→ **Set task**: Only a number is wanted: how many lines in the listing contain the word "газовая"?

→ **Provided entries**:

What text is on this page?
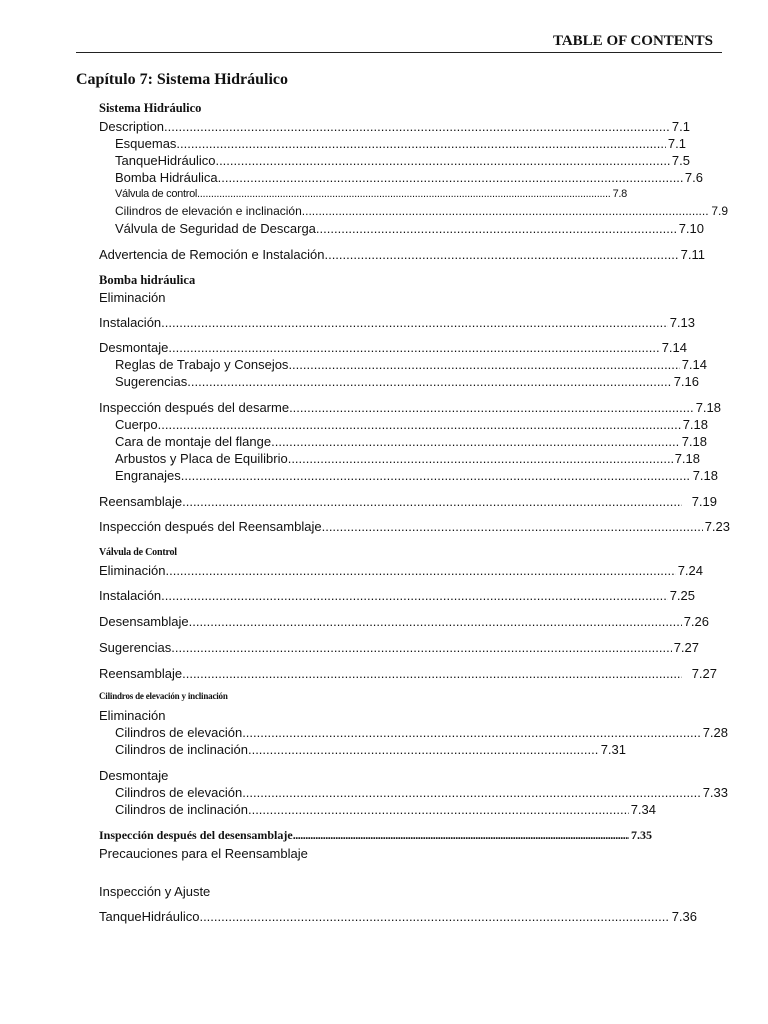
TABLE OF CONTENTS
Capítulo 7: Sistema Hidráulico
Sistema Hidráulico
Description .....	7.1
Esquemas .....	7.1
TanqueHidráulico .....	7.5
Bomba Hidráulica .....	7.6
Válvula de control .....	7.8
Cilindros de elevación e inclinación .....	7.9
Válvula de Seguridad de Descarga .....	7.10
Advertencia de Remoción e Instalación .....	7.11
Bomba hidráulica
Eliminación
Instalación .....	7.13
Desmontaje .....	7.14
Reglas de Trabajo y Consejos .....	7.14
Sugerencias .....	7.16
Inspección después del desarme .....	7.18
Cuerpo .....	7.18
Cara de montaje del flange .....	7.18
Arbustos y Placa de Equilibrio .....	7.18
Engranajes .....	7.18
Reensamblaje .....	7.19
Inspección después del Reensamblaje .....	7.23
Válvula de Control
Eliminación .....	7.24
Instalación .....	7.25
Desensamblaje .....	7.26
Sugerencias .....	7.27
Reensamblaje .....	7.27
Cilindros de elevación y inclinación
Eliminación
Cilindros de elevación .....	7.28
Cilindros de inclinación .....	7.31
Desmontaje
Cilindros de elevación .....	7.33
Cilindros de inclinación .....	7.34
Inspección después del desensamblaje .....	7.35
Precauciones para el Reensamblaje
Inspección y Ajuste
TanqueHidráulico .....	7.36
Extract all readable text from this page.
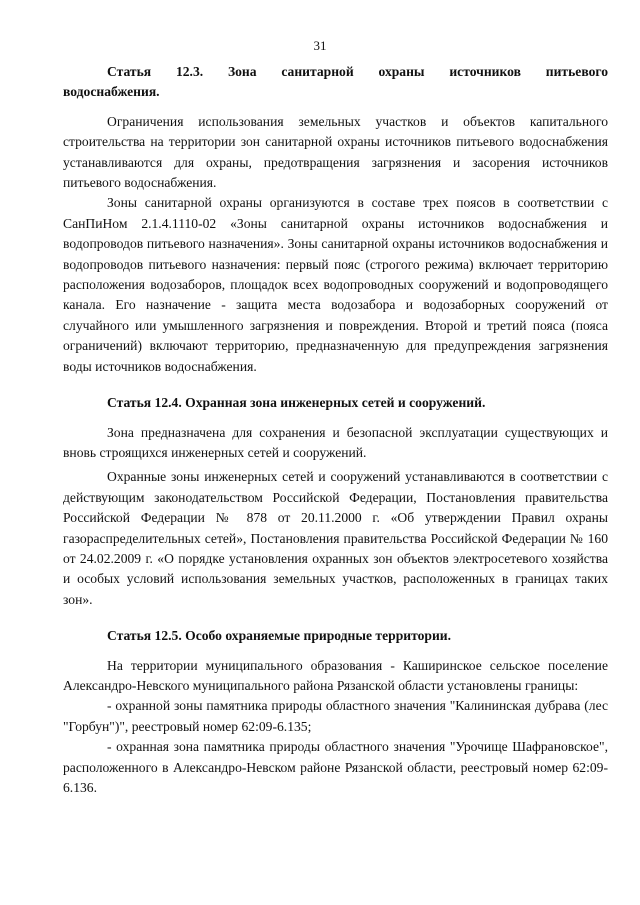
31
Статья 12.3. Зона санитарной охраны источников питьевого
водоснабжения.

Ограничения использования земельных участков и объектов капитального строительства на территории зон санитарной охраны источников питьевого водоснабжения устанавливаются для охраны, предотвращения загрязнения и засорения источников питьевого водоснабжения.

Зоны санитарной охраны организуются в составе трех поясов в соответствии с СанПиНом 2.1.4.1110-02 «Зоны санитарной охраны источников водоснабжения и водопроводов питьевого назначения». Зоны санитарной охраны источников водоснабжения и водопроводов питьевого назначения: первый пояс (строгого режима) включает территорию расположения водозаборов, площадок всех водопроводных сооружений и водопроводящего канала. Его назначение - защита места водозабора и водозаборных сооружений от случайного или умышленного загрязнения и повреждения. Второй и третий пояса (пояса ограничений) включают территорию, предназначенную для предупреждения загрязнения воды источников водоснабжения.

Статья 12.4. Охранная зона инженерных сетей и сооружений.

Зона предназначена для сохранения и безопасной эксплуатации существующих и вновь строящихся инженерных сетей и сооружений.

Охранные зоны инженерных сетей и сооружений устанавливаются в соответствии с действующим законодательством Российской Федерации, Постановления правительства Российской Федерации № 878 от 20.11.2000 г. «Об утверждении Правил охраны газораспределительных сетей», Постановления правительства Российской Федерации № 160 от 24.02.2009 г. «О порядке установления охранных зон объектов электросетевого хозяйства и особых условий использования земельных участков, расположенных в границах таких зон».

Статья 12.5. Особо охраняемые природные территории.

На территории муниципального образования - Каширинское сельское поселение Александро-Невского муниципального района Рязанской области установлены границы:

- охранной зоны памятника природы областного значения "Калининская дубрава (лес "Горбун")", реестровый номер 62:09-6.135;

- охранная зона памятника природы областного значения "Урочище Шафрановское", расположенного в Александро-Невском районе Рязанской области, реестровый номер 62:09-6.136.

* * *

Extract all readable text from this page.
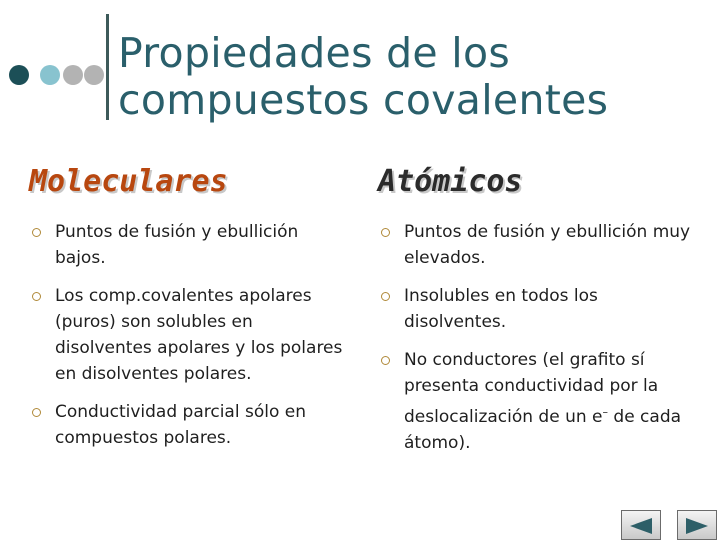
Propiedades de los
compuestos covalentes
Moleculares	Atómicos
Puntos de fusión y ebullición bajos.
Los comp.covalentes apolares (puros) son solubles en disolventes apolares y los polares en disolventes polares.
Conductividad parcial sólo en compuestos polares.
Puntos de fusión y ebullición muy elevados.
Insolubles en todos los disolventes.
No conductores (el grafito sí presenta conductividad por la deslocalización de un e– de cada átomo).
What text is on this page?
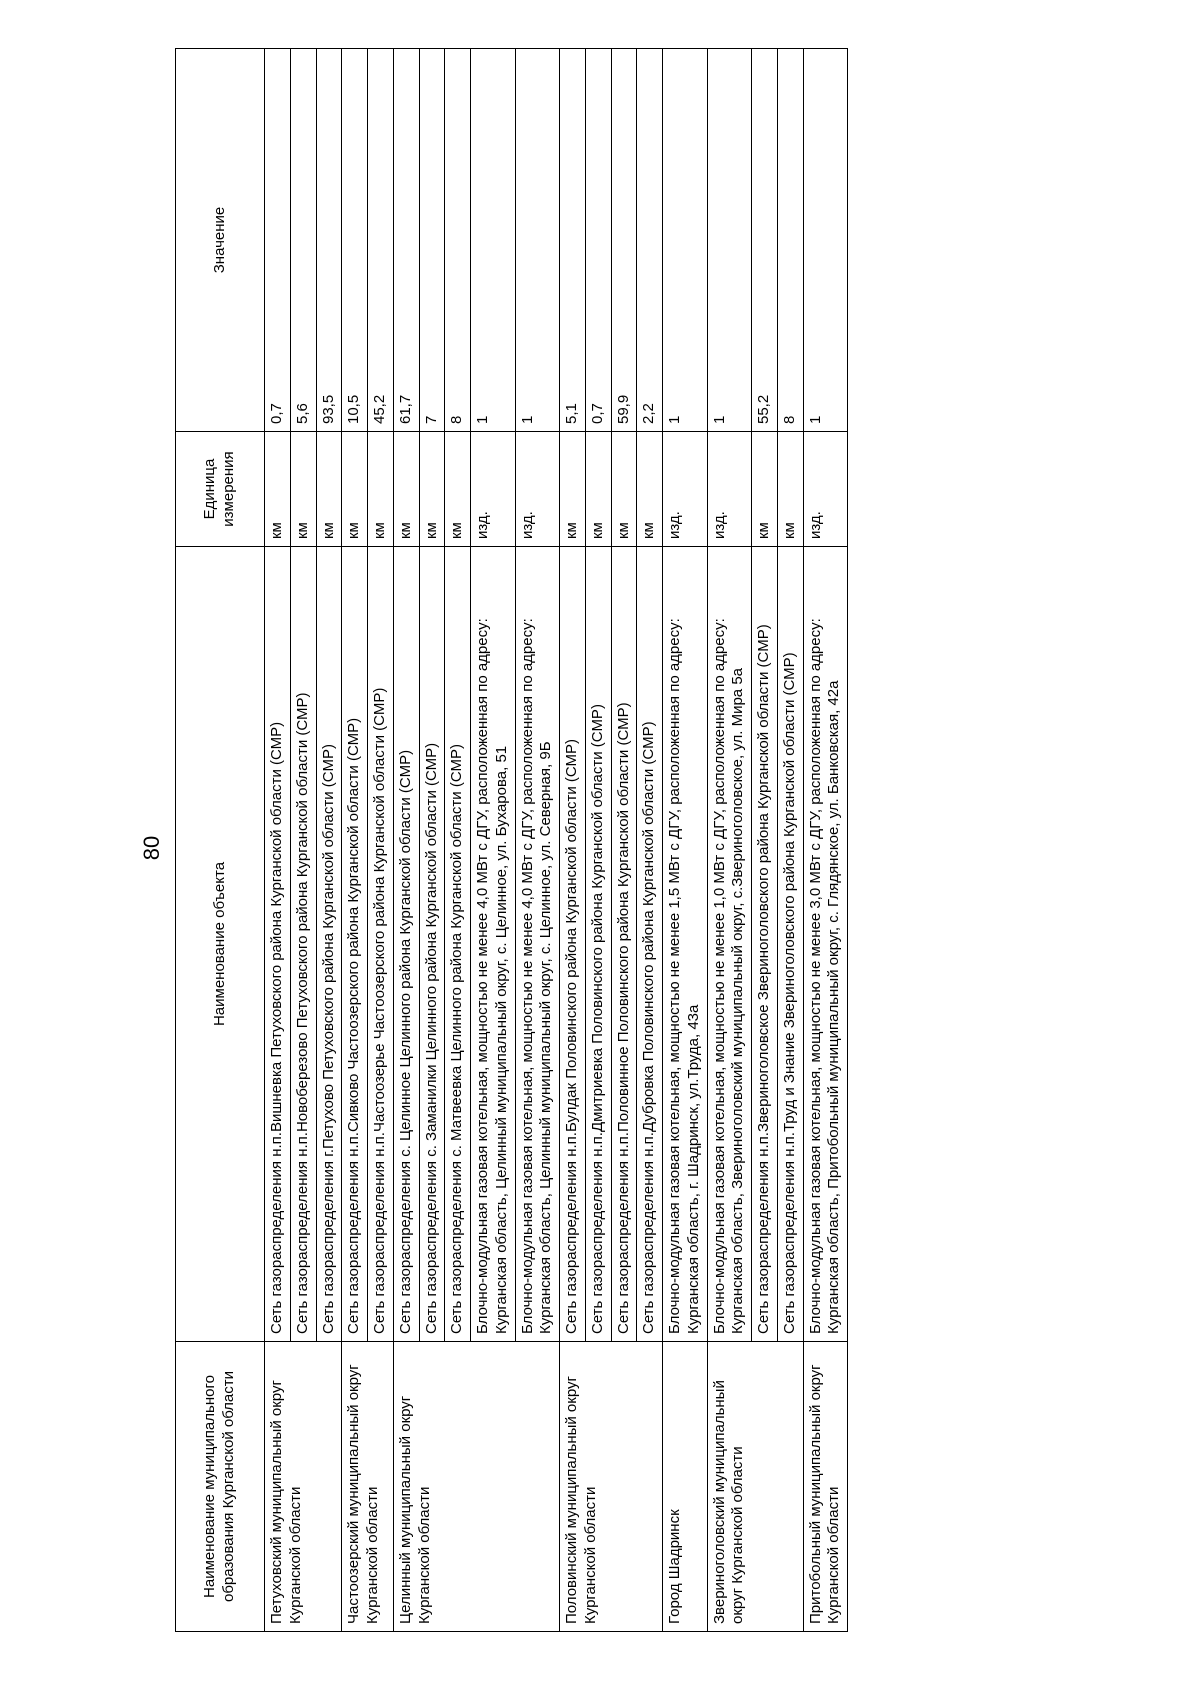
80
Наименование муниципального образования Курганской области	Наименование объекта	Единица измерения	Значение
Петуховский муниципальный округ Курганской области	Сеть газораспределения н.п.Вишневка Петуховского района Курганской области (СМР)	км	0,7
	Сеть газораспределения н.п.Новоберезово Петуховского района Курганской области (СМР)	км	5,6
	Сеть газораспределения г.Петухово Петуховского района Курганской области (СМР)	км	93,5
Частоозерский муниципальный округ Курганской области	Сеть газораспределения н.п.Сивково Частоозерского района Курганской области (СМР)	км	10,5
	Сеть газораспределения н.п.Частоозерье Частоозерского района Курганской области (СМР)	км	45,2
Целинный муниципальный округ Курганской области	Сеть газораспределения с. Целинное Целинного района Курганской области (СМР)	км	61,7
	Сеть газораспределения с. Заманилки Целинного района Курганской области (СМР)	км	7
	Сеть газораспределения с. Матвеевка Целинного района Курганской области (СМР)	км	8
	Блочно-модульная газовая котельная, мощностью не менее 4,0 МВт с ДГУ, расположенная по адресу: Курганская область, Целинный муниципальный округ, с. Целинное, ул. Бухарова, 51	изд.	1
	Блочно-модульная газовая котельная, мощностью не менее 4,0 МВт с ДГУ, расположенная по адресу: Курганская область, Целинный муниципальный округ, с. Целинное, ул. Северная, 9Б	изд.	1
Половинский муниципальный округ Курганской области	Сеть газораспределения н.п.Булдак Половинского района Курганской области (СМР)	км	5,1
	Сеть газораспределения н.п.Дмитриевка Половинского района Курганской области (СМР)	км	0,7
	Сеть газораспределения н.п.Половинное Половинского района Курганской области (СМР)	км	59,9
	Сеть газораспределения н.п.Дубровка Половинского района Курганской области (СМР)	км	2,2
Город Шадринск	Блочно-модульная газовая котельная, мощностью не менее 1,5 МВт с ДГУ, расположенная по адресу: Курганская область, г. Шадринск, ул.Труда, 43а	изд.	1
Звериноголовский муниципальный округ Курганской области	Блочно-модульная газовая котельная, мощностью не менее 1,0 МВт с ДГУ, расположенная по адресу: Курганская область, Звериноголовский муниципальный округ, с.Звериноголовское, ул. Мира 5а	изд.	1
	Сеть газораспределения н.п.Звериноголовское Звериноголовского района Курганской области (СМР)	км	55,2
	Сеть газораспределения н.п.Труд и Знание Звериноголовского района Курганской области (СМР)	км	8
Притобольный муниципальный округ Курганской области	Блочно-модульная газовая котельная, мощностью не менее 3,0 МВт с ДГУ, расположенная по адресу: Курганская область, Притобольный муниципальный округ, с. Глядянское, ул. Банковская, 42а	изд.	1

==

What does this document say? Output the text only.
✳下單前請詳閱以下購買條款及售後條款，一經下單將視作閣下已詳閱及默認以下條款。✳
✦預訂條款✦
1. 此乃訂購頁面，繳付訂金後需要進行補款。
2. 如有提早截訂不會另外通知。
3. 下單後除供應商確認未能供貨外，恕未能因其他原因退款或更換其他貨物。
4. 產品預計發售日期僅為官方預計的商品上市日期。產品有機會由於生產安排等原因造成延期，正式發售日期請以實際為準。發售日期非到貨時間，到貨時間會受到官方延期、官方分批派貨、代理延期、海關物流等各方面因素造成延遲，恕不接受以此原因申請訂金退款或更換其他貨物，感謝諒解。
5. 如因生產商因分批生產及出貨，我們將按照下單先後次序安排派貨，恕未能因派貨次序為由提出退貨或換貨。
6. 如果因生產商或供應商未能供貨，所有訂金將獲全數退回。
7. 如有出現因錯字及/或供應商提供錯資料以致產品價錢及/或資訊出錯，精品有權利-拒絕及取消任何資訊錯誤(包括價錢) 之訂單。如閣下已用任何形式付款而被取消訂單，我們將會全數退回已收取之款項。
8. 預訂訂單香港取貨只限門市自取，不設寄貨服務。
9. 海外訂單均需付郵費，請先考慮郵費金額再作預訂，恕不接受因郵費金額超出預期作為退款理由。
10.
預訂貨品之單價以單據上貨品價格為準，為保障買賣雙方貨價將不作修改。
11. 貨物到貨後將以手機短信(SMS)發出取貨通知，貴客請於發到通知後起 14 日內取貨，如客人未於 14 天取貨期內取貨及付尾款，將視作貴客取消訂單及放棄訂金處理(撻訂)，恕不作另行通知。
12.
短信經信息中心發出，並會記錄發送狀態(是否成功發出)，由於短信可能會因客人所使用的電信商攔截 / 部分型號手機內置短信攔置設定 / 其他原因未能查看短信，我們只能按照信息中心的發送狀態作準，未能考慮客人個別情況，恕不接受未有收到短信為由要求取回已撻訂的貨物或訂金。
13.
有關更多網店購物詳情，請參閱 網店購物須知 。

→ **Output of the exercise**: 5